Items from a document page collection:
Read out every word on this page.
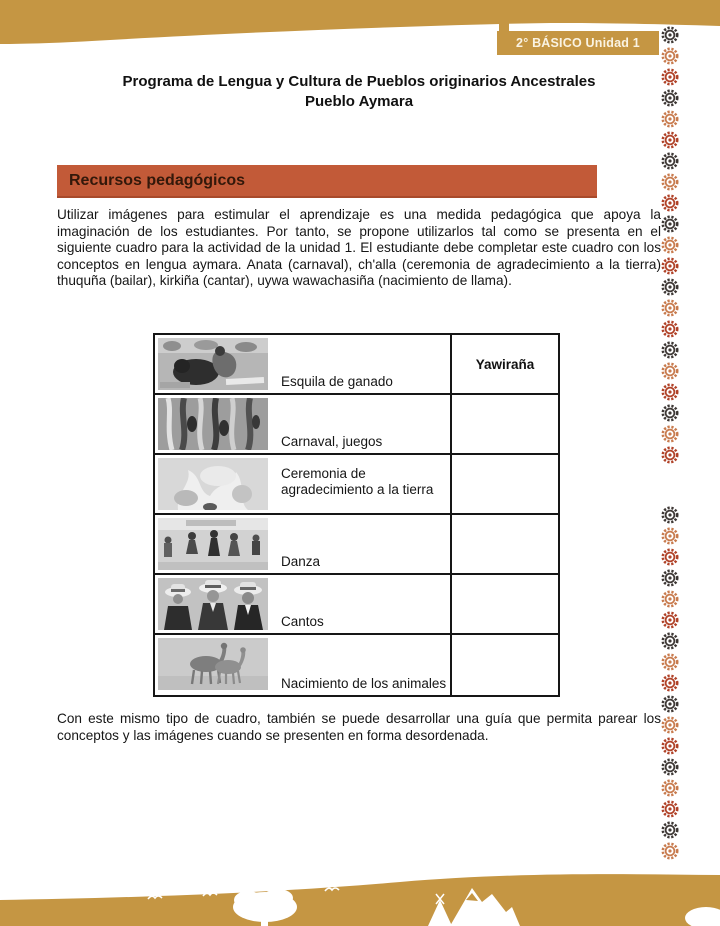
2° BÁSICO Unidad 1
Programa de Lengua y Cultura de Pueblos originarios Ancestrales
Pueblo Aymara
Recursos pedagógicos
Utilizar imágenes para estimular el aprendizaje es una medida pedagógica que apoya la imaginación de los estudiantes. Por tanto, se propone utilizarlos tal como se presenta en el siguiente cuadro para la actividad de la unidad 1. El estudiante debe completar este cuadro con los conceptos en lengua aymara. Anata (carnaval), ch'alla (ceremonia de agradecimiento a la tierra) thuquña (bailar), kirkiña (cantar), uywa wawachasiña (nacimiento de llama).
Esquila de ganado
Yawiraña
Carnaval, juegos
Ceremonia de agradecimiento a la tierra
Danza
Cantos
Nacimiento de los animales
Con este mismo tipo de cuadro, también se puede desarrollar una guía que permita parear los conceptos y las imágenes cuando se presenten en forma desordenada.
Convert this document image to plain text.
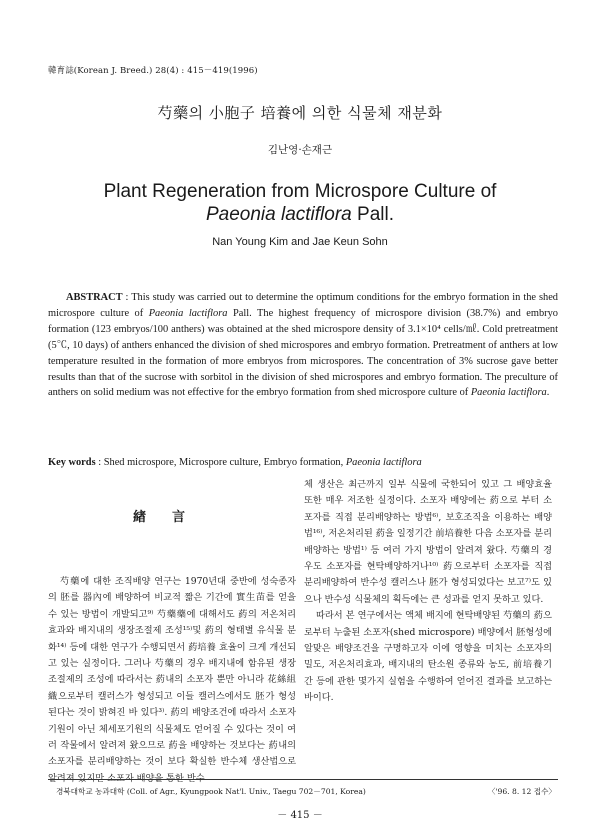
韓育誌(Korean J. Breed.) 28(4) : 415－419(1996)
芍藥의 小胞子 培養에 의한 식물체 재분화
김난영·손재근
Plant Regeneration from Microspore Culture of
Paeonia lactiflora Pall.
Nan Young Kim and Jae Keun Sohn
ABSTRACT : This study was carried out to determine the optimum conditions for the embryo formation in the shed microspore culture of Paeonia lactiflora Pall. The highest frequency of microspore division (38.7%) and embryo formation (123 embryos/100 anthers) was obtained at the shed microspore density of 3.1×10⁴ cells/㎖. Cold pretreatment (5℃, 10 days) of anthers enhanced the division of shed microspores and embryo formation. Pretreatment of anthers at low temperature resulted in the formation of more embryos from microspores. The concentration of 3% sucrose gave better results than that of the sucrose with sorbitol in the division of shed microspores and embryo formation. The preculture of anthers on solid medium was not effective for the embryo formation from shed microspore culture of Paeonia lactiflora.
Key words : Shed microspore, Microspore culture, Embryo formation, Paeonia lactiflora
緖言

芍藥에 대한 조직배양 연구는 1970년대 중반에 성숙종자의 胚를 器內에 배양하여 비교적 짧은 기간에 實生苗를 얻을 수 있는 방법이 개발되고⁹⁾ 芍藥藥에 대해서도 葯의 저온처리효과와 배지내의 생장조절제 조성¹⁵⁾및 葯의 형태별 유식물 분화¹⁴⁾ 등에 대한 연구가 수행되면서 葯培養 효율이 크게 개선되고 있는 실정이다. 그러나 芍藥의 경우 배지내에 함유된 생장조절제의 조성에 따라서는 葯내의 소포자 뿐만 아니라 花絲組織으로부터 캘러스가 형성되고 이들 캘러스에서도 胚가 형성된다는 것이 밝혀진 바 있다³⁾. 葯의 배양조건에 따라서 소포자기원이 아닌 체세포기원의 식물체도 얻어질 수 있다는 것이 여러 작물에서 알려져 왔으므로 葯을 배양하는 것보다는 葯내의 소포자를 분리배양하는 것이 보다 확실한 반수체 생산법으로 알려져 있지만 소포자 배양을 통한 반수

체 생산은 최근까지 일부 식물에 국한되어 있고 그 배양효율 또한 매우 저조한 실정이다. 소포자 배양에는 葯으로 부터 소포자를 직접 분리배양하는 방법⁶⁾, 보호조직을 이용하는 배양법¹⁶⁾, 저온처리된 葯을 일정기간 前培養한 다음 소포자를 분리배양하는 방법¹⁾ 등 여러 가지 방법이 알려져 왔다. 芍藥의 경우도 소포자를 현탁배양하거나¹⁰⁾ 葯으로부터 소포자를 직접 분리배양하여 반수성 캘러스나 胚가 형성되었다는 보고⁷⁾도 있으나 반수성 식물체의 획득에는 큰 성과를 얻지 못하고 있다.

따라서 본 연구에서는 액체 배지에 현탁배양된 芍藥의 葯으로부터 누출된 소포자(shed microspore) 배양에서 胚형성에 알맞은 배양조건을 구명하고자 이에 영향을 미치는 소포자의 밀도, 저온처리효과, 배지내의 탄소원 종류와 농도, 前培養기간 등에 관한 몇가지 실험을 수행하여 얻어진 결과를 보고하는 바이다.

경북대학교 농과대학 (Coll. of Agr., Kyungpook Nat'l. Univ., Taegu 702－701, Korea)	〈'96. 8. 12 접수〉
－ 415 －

==

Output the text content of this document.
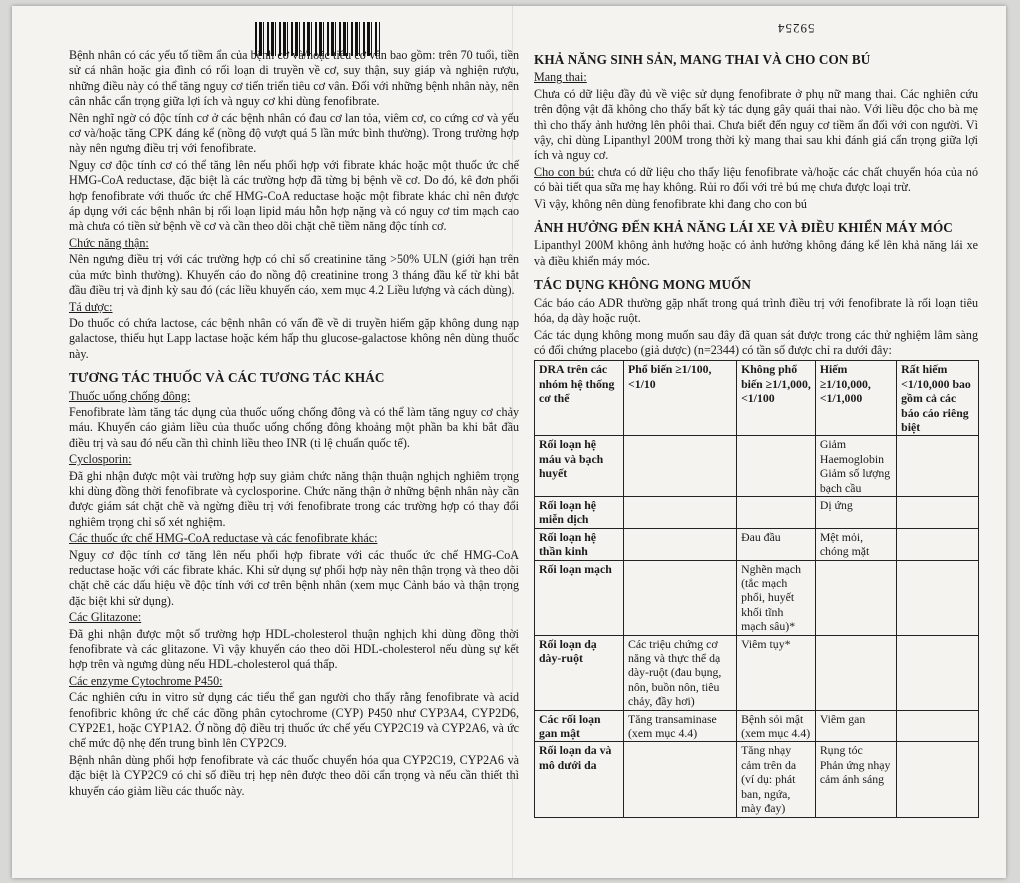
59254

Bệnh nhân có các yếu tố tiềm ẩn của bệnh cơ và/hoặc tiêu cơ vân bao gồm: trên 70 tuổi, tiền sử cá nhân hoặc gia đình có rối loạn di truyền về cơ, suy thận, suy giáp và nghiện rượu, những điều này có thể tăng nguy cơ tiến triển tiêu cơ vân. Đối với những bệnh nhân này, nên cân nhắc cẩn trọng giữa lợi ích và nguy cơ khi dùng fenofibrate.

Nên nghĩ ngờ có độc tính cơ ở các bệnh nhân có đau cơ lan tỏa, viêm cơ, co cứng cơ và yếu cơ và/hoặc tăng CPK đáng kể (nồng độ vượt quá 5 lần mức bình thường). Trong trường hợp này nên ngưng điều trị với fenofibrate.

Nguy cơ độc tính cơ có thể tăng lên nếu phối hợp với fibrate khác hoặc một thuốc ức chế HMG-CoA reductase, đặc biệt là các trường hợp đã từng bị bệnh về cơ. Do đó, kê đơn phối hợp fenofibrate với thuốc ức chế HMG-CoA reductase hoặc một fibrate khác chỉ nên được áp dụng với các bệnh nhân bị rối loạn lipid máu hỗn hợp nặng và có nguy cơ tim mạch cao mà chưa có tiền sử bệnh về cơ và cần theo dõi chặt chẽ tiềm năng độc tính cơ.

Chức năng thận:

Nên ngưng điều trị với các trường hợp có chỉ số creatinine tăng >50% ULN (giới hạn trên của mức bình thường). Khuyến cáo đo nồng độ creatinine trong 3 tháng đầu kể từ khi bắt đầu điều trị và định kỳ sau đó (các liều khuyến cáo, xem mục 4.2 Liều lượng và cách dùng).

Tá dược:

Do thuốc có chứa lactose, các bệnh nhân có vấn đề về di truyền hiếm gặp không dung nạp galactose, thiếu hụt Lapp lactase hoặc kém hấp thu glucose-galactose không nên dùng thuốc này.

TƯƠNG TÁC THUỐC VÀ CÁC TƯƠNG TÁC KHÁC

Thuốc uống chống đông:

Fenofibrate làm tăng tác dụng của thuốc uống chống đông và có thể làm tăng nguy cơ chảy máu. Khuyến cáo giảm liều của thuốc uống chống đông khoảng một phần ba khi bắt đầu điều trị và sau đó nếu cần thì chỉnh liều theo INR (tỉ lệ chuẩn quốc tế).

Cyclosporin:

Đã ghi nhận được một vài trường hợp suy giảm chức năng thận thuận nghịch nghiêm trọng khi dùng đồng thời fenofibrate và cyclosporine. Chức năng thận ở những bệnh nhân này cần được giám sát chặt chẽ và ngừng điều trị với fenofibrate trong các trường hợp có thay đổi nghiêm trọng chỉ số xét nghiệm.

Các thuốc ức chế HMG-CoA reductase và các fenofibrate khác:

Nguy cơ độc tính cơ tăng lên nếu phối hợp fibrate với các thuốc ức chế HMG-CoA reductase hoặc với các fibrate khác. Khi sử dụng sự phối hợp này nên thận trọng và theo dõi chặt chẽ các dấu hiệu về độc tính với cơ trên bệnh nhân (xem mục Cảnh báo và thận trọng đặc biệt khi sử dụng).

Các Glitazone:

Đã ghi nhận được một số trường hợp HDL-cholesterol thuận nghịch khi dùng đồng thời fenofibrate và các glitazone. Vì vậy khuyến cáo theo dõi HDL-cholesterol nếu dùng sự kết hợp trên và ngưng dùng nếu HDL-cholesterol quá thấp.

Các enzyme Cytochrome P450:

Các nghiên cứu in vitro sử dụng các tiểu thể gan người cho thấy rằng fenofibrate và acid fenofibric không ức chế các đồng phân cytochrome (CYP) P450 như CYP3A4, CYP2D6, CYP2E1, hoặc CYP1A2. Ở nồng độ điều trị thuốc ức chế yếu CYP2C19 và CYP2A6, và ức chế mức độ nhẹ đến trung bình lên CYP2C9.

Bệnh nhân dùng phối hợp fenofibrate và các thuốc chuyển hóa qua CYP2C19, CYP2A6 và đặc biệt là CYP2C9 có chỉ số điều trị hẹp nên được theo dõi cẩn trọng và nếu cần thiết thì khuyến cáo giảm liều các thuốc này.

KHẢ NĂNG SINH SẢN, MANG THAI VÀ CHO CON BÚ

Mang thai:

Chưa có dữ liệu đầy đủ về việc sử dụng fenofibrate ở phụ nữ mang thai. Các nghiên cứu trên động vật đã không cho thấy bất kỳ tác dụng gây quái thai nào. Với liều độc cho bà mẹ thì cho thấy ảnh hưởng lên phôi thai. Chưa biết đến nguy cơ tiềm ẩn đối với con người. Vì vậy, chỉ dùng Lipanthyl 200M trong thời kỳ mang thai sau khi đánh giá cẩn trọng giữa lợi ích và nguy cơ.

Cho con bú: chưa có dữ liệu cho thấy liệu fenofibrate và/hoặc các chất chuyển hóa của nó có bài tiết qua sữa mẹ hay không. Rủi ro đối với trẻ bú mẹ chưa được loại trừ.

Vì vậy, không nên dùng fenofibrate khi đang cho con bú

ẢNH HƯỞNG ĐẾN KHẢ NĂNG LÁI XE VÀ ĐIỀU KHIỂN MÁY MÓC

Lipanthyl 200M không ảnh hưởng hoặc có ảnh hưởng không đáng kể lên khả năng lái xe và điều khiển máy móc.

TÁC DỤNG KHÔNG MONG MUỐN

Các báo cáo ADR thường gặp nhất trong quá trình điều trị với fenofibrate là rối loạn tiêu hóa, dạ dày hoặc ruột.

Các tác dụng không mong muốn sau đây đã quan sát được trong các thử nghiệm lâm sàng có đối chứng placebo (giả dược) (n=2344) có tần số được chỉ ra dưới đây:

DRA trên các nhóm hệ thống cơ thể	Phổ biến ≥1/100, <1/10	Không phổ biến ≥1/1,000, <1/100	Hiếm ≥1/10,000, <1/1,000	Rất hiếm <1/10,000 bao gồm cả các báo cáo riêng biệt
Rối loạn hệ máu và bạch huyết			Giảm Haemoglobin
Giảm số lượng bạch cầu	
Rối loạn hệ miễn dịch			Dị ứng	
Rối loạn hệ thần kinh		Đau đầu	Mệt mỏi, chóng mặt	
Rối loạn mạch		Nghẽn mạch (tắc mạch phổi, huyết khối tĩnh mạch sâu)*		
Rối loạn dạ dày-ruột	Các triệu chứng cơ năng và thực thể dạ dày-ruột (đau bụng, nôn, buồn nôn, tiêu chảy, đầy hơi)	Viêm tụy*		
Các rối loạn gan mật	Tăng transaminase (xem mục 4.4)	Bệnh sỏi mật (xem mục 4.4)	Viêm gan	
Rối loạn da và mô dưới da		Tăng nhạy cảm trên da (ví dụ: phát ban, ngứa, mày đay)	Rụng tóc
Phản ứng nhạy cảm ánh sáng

--

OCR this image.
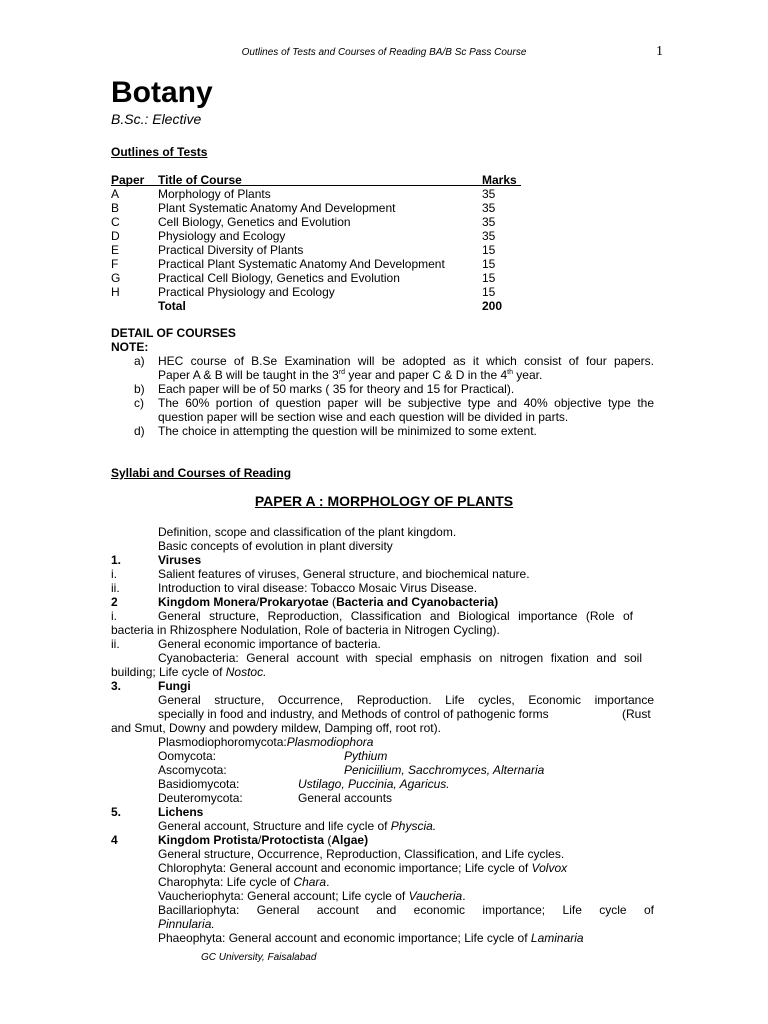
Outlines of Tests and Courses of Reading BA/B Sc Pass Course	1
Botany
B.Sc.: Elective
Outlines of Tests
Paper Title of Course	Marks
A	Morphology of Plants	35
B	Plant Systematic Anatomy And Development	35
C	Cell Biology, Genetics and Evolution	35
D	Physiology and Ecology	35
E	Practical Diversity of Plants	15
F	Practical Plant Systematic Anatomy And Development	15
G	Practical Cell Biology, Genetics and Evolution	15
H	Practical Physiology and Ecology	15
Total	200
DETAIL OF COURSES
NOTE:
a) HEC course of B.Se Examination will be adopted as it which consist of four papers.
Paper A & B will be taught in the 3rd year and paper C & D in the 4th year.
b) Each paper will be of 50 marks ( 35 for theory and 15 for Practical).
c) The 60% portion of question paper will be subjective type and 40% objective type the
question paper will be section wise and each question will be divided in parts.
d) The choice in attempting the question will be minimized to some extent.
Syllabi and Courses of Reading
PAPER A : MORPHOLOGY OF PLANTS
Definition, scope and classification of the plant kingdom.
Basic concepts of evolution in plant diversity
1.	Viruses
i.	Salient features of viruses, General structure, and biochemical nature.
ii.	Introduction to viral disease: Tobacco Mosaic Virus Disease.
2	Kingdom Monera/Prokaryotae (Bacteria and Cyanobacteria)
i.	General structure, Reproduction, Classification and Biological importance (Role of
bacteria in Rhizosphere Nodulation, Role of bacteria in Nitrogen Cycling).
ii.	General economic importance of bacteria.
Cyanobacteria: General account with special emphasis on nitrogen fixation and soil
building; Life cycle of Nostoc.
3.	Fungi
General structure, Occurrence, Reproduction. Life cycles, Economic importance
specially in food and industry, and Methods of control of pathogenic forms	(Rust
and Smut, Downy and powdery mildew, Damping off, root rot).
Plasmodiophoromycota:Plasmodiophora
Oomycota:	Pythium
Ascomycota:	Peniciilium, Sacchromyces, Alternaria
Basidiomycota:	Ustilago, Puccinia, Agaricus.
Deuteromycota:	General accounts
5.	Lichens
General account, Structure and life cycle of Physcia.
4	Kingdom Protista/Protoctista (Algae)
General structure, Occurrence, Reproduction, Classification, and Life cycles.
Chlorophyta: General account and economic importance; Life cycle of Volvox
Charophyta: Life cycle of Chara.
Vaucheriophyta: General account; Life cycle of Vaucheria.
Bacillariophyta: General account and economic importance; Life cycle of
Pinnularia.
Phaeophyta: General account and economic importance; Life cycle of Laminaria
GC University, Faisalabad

== Work request ==
Look through the records and gather each line with the word "nghịch".

== Task solution ==
Đã ghi nhận được một vài trường hợp suy giảm chức năng thận thuận nghịch nghiêm trọng khi dùng đồng thời fenofibrate và cyclosporine. Chức năng thận ở những bệnh nhân này cần được giám sát chặt chẽ và ngừng điều trị với fenofibrate trong các trường hợp có thay đổi nghiêm trọng chỉ số xét nghiệm.
Đã ghi nhận được một số trường hợp HDL-cholesterol thuận nghịch khi dùng đồng thời fenofibrate và các glitazone. Vì vậy khuyến cáo theo dõi HDL-cholesterol nếu dùng sự kết hợp trên và ngưng dùng nếu HDL-cholesterol quá thấp.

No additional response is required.